* _Requirement_
Output an exact reproduction of the data.

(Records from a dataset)
* BEGIN *
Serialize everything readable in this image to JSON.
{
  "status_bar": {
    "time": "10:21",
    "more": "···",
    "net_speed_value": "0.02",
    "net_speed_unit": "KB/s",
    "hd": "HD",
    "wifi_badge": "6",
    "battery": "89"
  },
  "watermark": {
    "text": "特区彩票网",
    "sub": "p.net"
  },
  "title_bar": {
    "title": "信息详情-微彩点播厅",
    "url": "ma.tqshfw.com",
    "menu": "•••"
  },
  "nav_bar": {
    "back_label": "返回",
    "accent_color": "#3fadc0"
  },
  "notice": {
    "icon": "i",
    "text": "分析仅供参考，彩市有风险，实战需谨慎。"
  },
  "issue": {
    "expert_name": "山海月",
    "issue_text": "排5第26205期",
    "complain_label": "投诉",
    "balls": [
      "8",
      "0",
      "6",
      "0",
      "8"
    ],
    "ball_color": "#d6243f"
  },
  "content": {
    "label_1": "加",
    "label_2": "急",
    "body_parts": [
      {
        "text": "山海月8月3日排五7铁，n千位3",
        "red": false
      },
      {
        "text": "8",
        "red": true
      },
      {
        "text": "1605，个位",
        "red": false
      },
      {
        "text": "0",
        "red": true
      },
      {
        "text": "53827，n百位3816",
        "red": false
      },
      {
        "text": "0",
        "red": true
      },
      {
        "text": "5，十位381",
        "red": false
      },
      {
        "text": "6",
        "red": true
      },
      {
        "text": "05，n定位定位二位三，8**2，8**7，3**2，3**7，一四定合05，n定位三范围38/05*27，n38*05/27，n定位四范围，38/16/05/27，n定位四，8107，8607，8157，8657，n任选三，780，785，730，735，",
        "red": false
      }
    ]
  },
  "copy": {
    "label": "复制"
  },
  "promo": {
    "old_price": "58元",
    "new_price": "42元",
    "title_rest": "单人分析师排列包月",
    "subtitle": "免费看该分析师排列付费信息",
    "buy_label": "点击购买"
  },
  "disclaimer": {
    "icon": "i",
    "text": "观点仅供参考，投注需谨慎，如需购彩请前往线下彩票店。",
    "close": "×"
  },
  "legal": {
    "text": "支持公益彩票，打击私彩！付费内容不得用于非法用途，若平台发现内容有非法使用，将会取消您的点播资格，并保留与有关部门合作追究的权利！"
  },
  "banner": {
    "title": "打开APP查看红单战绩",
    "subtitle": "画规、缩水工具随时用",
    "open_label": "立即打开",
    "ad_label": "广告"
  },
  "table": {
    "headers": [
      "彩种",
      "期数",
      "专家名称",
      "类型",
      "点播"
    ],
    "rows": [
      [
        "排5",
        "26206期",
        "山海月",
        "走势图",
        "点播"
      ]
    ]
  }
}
* END *
* _Output for this task_
Serialize everything readable in this image to JSON.
{
  "status_bar": {
    "time": "10:21",
    "more": "···",
    "net_speed_value": "0.02",
    "net_speed_unit": "KB/s",
    "hd": "HD",
    "wifi_badge": "6",
    "battery": "89"
  },
  "watermark": {
    "text": "特区彩票网",
    "sub": "p.net"
  },
  "title_bar": {
    "title": "信息详情-微彩点播厅",
    "url": "ma.tqshfw.com",
    "menu": "•••"
  },
  "nav_bar": {
    "back_label": "返回",
    "accent_color": "#3fadc0"
  },
  "notice": {
    "icon": "i",
    "text": "分析仅供参考，彩市有风险，实战需谨慎。"
  },
  "issue": {
    "expert_name": "山海月",
    "issue_text": "排5第26205期",
    "complain_label": "投诉",
    "balls": [
      "8",
      "0",
      "6",
      "0",
      "8"
    ],
    "ball_color": "#d6243f"
  },
  "content": {
    "label_1": "加",
    "label_2": "急",
    "body_parts": [
      {
        "text": "山海月8月3日排五7铁，n千位3",
        "red": false
      },
      {
        "text": "8",
        "red": true
      },
      {
        "text": "1605，个位",
        "red": false
      },
      {
        "text": "0",
        "red": true
      },
      {
        "text": "53827，n百位3816",
        "red": false
      },
      {
        "text": "0",
        "red": true
      },
      {
        "text": "5，十位381",
        "red": false
      },
      {
        "text": "6",
        "red": true
      },
      {
        "text": "05，n定位定位二位三，8**2，8**7，3**2，3**7，一四定合05，n定位三范围38/05*27，n38*05/27，n定位四范围，38/16/05/27，n定位四，8107，8607，8157，8657，n任选三，780，785，730，735，",
        "red": false
      }
    ]
  },
  "copy": {
    "label": "复制"
  },
  "promo": {
    "old_price": "58元",
    "new_price": "42元",
    "title_rest": "单人分析师排列包月",
    "subtitle": "免费看该分析师排列付费信息",
    "buy_label": "点击购买"
  },
  "disclaimer": {
    "icon": "i",
    "text": "观点仅供参考，投注需谨慎，如需购彩请前往线下彩票店。",
    "close": "×"
  },
  "legal": {
    "text": "支持公益彩票，打击私彩！付费内容不得用于非法用途，若平台发现内容有非法使用，将会取消您的点播资格，并保留与有关部门合作追究的权利！"
  },
  "banner": {
    "title": "打开APP查看红单战绩",
    "subtitle": "画规、缩水工具随时用",
    "open_label": "立即打开",
    "ad_label": "广告"
  },
  "table": {
    "headers": [
      "彩种",
      "期数",
      "专家名称",
      "类型",
      "点播"
    ],
    "rows": [
      [
        "排5",
        "26206期",
        "山海月",
        "走势图",
        "点播"
      ]
    ]
  }
}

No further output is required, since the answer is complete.